--- What to do ---
Look through the data below and say how many of its lines contain "PENINGKATAN", adding nothing else.
+++ Dataset entries
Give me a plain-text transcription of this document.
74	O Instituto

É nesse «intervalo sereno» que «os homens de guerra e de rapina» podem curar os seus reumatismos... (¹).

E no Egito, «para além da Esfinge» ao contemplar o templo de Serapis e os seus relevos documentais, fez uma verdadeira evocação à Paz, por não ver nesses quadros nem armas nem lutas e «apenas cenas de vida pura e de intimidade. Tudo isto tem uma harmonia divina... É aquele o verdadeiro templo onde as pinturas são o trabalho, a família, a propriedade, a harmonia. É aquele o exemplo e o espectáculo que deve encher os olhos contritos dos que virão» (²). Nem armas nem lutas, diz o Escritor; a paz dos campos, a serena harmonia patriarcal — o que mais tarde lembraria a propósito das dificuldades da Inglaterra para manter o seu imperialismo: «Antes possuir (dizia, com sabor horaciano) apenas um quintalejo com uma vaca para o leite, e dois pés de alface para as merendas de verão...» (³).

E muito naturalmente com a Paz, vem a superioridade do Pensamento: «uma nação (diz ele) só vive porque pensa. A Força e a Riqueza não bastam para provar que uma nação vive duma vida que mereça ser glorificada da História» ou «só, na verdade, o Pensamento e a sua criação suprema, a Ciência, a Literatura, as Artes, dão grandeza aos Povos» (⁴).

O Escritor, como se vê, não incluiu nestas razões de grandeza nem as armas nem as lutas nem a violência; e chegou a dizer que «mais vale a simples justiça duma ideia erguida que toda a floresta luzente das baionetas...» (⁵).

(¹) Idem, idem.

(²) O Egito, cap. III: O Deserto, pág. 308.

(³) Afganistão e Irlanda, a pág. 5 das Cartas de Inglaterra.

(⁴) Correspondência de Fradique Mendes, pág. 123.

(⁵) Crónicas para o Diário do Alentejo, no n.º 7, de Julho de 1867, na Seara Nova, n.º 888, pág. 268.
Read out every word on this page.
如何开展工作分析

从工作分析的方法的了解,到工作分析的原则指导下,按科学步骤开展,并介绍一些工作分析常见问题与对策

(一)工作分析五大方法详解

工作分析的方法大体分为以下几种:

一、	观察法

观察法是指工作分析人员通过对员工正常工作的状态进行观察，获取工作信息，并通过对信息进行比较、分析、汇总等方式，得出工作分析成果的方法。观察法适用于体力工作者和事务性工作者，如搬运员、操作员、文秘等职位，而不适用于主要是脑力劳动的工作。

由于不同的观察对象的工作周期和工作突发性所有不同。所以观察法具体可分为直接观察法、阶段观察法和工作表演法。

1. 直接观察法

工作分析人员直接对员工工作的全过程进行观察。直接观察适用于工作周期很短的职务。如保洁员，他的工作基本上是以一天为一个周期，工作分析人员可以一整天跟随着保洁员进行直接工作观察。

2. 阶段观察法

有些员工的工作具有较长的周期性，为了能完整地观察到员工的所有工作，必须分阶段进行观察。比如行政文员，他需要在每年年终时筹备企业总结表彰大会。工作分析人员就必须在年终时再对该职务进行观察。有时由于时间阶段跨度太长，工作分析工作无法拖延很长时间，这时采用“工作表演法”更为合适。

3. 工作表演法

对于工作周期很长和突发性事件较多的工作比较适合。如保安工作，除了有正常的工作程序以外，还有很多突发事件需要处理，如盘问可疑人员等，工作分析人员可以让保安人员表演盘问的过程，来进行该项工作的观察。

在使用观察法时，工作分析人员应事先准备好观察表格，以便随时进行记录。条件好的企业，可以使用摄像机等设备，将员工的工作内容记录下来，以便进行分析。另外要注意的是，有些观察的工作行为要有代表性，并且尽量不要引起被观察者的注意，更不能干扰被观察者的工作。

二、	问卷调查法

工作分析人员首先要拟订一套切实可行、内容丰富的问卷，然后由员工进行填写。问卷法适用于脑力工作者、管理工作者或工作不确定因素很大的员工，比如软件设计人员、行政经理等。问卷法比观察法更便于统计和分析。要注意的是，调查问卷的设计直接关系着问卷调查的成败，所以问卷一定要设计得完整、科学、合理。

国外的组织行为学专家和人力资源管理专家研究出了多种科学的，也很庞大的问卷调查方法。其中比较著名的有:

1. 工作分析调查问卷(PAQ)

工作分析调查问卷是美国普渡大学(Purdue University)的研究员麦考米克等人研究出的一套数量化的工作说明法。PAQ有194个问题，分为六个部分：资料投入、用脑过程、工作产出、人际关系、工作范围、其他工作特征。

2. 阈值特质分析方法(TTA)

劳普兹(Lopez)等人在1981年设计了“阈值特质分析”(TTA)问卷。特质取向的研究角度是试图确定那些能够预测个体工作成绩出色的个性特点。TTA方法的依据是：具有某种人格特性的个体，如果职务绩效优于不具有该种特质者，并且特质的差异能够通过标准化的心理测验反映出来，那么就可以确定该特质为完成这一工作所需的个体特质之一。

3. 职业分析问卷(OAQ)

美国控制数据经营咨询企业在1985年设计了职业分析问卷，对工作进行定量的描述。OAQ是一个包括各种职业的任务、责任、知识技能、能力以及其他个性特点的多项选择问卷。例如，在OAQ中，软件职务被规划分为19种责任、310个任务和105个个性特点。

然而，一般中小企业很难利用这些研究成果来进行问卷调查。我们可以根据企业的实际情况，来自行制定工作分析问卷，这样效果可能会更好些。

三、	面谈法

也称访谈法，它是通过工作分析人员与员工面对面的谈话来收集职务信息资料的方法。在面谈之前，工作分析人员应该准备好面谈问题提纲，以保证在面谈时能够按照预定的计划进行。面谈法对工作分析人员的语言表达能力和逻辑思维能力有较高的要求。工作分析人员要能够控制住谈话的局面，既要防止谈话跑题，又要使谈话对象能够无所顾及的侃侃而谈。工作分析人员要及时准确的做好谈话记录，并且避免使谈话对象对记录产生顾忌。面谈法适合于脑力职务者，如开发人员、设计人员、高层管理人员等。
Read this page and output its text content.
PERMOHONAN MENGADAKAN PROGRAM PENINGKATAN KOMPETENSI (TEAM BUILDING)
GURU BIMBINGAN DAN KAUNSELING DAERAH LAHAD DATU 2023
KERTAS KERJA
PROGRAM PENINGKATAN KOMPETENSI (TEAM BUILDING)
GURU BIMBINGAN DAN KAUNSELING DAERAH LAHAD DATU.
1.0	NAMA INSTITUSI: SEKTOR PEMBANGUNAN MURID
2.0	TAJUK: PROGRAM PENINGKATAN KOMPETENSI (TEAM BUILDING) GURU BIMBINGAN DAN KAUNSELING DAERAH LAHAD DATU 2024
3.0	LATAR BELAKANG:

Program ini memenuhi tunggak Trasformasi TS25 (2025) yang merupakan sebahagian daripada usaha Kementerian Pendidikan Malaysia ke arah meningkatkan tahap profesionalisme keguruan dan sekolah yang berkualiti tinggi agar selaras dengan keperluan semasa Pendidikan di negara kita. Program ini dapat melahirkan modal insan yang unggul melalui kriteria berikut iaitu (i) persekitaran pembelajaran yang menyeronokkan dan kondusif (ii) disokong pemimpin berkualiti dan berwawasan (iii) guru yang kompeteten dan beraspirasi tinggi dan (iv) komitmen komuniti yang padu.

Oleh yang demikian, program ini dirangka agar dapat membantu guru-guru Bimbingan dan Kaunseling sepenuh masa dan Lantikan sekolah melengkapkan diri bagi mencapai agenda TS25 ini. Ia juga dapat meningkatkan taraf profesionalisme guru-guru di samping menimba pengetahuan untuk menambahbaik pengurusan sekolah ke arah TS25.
++++++
--- Output of the exercise ---
3